We refrained from saying things like, “You haven’t volunteered to pray at dinner so I don’t think you are saved” or “I told you to clean your room six times and you are not obeying so you must not have the Holy Spirit”.
Be very careful in making a judgment call on your child’s heart in this way. Instead ask questions that will cause them to evaluate their own desires and reasons for on-going rebellion and sin.Just like any other believer, young or old, the Spirit will teach and convict through the Word of God and will reveal necessary changes that need to happen. It will happen, but maybe not in enough time that is going to make your life convenient.
What do you do with the ordinances of baptism and communion?
The Scriptures call believers to engage in two ordinances: baptism and communion. Since all of our children made early professions of faith (8 years old and under), we decided that we wanted our child to ask to be baptized before they took part in the Lord’s Table.
Here is our reasoning: both baptism and communion are public expressions of faith in Christ, and we wanted them to publicly profess Christ and articulate their faith through baptism before they participated in the church’s public celebration of communion.Invariably, a conversation might go like this after church:
Child: “Can I have bread and grape juice”?
Us: “That is for communion and communion is for those who have made a commitment to the Lord Jesus Christ”.
Child: “I believe in Jesus.”
Us: “Jesus said if you confess me before men, then I will confess you before my Father who is in heaven. You need to make a public profession of faith in Christ through baptism before you take communion.”

> EXERCISE BRIEF
Decide whether each statement agrees with the passage on raising children in the faith, and support each yes or no with the deciding words of the passage: (a) The parents wanted a child to ask to be baptized before taking part in the Lord's Table. (b) The children made their professions of faith after age 8. (c) The parents told children who had not volunteered to pray at dinner that they were not saved.

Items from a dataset
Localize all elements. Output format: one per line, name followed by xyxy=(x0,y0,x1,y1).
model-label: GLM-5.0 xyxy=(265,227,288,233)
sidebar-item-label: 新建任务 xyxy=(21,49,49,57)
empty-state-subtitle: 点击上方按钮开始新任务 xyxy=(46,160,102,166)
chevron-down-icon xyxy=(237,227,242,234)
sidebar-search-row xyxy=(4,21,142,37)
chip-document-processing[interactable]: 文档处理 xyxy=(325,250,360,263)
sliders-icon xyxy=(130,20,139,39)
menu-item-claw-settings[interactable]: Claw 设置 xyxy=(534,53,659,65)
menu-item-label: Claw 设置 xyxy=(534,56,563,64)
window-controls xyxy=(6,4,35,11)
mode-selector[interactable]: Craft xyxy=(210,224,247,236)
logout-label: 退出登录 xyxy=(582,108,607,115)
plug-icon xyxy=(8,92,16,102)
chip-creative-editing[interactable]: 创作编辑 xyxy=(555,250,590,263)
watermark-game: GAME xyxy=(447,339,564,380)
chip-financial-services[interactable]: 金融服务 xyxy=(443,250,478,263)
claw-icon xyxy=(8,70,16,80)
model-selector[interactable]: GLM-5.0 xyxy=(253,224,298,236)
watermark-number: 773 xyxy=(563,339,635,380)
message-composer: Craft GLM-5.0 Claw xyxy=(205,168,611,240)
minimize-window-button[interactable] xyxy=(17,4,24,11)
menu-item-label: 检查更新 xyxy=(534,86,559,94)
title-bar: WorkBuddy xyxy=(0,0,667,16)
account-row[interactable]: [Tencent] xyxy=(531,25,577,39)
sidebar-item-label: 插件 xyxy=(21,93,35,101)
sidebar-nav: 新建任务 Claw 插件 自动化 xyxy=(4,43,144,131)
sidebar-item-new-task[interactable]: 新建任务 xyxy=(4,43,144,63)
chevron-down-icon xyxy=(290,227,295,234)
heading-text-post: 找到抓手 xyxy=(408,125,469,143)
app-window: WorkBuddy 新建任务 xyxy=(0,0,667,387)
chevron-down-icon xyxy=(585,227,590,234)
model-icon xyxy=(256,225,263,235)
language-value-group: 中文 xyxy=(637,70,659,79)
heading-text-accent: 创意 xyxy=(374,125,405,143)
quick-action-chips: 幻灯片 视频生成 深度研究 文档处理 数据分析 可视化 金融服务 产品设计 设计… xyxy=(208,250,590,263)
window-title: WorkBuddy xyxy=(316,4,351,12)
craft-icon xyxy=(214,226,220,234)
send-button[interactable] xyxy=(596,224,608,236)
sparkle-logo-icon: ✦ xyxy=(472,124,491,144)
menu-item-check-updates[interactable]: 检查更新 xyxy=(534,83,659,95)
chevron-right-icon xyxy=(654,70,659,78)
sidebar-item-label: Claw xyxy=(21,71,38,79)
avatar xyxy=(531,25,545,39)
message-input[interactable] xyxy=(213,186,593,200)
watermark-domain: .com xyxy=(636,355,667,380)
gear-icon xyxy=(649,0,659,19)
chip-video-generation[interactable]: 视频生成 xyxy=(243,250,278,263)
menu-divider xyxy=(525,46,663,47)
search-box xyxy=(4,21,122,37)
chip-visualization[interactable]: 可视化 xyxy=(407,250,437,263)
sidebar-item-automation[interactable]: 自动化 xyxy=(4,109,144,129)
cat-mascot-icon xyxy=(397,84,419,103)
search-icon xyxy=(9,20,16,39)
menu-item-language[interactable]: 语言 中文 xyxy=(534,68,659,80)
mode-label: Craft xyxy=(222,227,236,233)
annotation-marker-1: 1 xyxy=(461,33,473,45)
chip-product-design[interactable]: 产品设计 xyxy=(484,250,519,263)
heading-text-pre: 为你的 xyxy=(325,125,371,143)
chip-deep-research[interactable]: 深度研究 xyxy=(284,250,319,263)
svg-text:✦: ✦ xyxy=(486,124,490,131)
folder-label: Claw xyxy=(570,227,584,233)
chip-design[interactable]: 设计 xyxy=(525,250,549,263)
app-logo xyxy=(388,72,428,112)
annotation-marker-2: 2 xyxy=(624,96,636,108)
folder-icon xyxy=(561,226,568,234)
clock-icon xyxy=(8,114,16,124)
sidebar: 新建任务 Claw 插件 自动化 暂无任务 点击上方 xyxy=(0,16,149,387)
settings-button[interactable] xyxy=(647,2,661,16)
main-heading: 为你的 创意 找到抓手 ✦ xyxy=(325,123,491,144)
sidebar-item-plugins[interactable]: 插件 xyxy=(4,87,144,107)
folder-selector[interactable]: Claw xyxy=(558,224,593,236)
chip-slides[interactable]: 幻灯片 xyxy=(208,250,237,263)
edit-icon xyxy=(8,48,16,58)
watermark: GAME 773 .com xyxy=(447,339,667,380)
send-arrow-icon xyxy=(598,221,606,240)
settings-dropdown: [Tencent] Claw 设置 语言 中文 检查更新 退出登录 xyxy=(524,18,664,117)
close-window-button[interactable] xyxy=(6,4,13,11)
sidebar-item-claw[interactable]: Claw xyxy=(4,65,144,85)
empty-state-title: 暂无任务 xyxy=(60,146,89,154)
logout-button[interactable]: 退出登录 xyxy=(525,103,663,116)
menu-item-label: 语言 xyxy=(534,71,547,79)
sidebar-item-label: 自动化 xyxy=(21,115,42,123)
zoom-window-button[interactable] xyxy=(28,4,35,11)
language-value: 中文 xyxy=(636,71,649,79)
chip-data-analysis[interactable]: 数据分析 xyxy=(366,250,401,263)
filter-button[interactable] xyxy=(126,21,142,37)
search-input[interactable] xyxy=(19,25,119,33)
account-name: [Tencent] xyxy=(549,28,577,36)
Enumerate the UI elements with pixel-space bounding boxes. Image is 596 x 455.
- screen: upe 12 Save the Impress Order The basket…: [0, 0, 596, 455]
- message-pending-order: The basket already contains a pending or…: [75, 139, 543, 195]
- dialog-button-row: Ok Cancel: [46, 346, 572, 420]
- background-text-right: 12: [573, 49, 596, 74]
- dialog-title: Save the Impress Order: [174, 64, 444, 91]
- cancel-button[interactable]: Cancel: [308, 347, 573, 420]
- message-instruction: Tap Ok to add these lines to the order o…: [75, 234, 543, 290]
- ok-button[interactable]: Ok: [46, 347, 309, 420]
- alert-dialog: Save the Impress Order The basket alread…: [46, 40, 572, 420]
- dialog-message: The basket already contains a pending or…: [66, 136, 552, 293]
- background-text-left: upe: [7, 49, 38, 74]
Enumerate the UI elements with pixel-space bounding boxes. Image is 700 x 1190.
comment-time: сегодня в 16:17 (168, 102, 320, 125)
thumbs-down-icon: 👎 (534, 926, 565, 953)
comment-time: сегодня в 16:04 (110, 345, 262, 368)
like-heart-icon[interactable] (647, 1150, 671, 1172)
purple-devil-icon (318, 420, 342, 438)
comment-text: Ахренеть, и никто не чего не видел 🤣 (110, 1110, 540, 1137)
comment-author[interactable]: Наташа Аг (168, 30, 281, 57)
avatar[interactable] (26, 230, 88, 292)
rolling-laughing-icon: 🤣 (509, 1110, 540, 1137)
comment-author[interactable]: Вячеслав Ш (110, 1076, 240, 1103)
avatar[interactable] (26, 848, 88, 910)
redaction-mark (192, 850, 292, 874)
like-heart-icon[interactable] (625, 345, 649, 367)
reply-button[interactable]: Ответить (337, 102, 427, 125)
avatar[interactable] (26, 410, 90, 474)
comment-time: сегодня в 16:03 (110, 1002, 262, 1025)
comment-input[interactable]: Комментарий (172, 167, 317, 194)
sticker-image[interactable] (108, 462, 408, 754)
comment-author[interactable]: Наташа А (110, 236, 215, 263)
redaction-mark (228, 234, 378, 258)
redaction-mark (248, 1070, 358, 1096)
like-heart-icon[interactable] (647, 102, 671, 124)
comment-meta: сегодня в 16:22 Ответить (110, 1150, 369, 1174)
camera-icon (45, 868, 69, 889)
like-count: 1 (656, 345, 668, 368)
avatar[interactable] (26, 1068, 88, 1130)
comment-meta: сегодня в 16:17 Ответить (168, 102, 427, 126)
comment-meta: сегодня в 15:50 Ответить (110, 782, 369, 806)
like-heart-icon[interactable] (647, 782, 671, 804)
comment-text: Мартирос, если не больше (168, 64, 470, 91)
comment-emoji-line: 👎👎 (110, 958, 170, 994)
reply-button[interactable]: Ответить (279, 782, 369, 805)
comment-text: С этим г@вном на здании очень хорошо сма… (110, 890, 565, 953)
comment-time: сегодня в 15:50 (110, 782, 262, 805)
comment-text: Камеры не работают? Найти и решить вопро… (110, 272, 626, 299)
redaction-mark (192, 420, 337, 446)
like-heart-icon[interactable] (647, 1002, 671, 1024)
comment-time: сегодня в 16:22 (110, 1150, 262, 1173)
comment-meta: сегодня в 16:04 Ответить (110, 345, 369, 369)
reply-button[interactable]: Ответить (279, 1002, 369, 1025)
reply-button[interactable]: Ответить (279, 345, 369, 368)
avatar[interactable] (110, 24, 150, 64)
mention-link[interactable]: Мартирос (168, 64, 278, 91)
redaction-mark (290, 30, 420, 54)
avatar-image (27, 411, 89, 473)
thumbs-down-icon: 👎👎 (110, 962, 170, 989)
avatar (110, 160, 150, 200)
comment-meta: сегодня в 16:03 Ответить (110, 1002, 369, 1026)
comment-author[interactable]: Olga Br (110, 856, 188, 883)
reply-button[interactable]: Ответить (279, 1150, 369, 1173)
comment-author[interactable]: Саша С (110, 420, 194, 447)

> WRITTEN RESPONSE
(a) Yes: "we decided that we wanted our child to ask to be baptized before they took part in the Lord’s Table."
(b) No: "all of our children made early professions of faith (8 years old and under)"
(c) No: "We refrained from saying things like, “You haven’t volunteered to pray at dinner so I don’t think you are saved”"